EXERCISE: Search the material for the string "achieved", then return every line where it is found.

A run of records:
+++
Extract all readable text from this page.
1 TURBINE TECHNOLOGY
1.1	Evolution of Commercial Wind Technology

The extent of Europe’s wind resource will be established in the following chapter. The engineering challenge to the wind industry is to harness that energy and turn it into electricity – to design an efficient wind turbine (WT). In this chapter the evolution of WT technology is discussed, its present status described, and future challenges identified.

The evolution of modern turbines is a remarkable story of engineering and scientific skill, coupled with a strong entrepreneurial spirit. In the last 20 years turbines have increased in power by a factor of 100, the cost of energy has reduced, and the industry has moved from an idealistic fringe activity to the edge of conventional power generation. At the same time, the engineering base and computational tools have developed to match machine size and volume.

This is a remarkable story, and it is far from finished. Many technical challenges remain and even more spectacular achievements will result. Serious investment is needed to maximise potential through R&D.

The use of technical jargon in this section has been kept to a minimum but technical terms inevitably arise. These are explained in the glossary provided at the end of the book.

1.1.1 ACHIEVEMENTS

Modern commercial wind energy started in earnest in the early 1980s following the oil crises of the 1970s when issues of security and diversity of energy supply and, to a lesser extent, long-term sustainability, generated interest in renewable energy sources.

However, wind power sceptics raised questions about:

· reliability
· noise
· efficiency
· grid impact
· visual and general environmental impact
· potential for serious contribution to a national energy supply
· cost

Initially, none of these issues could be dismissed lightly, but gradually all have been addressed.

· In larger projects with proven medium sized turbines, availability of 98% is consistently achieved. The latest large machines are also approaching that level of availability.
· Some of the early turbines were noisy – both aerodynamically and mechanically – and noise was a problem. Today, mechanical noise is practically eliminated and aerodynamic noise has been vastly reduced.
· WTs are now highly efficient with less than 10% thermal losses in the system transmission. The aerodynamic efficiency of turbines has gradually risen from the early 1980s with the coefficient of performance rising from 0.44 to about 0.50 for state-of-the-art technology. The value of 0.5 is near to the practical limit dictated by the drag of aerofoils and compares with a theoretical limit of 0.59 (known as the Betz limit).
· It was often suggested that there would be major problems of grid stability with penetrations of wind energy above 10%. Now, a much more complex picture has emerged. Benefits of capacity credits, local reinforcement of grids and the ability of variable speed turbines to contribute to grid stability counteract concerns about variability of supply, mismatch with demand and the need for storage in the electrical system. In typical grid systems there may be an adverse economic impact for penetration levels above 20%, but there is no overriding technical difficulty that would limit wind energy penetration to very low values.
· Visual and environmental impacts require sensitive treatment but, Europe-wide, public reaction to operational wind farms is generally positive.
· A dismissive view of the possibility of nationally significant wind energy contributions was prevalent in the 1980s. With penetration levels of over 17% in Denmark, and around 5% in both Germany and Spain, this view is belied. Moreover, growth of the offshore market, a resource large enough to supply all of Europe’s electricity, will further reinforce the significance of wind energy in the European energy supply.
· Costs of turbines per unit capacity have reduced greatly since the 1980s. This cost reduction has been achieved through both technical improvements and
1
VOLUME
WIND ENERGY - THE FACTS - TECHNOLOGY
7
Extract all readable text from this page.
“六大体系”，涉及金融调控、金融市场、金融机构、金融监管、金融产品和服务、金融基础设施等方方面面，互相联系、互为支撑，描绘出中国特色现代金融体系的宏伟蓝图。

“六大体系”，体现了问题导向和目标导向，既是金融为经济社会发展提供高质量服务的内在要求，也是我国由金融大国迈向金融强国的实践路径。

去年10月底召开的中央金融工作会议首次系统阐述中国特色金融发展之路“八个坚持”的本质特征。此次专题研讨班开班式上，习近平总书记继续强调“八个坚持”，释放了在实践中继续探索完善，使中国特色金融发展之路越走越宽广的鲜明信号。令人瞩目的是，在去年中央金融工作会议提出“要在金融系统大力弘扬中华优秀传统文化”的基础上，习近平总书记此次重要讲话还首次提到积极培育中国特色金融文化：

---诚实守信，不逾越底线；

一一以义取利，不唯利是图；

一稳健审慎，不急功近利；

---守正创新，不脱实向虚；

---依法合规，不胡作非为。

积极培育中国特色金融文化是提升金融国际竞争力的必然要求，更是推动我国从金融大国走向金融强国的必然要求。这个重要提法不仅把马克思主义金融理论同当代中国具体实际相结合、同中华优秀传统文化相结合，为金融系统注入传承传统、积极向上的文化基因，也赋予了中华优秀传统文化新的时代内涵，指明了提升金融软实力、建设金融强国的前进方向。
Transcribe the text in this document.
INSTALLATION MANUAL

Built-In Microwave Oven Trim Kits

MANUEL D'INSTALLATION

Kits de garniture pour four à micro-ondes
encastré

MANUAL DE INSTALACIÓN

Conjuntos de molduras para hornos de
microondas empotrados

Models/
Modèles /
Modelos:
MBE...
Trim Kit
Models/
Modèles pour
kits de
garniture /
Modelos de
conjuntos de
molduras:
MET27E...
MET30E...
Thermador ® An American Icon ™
+++
TASK ANSWER:
· In larger projects with proven medium sized turbines, availability of 98% is consistently achieved. The latest large machines are also approaching that level of availability.
· Costs of turbines per unit capacity have reduced greatly since the 1980s. This cost reduction has been achieved through both technical improvements and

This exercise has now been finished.